>> Begin

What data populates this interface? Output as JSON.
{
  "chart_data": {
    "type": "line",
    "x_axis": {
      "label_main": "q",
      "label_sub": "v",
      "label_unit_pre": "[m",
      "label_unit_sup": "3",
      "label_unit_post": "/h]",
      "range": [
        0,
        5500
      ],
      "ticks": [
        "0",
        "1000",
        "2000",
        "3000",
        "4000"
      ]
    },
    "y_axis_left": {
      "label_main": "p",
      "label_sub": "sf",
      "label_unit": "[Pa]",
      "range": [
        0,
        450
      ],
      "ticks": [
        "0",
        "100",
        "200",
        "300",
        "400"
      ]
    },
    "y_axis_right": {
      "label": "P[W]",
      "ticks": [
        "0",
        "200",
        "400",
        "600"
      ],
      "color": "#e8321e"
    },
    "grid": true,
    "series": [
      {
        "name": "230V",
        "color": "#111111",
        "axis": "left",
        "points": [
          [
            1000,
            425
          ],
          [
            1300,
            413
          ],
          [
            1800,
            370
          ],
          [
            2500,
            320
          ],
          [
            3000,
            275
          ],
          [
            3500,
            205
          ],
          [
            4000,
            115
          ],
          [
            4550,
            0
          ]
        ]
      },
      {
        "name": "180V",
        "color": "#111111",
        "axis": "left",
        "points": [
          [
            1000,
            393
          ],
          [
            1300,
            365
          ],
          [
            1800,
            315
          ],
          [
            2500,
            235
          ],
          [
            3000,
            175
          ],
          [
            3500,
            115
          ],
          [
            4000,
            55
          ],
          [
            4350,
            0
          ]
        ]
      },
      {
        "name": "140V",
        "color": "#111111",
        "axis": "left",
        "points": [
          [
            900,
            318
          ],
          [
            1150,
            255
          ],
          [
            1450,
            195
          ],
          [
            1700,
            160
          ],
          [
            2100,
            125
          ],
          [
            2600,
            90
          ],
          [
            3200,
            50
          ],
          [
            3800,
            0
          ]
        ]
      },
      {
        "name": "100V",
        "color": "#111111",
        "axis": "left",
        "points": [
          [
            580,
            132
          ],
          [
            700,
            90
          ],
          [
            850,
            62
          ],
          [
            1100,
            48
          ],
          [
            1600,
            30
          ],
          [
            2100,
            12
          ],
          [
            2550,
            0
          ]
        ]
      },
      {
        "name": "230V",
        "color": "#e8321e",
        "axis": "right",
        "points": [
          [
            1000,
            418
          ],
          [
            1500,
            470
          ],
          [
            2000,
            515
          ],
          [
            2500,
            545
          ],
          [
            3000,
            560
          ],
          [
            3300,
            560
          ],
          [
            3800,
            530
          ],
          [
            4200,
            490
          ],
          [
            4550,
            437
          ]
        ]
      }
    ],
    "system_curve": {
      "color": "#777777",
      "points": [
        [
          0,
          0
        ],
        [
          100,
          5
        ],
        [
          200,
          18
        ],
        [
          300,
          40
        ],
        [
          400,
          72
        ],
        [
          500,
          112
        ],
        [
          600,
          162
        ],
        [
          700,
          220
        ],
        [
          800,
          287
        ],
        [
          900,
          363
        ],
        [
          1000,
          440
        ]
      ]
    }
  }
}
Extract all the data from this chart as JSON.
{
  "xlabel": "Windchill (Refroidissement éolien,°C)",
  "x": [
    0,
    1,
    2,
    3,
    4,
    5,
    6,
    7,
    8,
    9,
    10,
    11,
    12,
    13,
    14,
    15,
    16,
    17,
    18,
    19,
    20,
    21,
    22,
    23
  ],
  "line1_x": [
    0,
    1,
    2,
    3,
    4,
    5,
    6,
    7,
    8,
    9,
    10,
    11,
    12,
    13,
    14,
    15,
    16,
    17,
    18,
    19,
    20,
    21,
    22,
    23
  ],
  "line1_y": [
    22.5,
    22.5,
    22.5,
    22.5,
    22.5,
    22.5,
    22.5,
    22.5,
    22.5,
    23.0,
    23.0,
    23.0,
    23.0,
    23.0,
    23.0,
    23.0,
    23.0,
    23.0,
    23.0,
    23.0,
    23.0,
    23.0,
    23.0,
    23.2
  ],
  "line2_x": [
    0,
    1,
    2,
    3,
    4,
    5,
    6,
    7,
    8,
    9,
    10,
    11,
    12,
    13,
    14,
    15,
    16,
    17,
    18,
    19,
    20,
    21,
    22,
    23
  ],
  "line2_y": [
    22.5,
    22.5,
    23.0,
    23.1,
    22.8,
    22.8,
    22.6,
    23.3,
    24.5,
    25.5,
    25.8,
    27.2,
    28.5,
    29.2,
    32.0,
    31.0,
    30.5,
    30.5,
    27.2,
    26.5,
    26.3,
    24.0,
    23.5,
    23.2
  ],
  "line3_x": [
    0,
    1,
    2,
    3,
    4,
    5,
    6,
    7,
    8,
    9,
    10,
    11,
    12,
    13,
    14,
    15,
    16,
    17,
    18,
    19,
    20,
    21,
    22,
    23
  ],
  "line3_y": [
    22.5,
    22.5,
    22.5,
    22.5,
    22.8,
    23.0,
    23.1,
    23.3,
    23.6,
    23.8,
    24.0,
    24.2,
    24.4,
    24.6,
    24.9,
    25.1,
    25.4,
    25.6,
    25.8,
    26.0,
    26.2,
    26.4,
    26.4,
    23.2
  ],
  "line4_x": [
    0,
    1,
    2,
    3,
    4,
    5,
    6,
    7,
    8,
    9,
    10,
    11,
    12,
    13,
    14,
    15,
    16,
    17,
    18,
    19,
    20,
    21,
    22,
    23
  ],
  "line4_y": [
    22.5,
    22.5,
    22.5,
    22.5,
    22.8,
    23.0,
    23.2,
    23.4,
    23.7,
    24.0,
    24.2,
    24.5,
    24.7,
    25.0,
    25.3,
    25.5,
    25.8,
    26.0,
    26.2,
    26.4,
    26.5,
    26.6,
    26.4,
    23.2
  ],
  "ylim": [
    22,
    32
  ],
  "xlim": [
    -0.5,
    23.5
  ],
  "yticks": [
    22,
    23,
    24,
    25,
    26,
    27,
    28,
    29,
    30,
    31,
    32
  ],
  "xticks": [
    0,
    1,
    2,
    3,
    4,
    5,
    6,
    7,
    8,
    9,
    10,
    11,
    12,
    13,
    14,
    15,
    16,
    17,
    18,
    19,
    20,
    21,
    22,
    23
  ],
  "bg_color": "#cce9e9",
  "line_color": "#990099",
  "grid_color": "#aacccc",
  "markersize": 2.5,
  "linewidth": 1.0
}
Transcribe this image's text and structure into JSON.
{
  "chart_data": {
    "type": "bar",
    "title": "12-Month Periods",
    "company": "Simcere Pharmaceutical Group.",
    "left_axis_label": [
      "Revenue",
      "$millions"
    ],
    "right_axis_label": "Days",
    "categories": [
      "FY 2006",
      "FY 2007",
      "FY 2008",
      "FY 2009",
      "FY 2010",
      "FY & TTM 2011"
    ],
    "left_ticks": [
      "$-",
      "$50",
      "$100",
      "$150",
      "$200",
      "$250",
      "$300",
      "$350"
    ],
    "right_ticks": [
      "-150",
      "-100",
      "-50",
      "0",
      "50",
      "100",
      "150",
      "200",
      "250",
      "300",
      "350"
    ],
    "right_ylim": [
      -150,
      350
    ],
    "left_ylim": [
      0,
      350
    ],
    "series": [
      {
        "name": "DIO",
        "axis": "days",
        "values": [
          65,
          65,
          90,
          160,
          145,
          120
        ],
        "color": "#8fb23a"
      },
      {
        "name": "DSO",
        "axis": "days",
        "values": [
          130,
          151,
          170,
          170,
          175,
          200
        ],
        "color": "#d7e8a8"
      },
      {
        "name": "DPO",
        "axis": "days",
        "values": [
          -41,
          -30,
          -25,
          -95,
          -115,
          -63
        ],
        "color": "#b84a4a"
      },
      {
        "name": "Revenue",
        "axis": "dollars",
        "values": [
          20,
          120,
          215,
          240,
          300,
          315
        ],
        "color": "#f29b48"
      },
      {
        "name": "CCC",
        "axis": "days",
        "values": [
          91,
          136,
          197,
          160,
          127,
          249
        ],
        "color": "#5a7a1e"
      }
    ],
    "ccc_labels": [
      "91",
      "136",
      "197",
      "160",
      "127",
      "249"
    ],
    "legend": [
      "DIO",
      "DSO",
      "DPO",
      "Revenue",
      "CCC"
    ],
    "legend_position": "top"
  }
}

>> End

- Aim of the task
Go through the lines above. Select every one that has the string "this".

- Answer to the problem
What data populates this interface? Output as JSON.
Extract all the data from this chart as JSON.
Transcribe this image's text and structure into JSON.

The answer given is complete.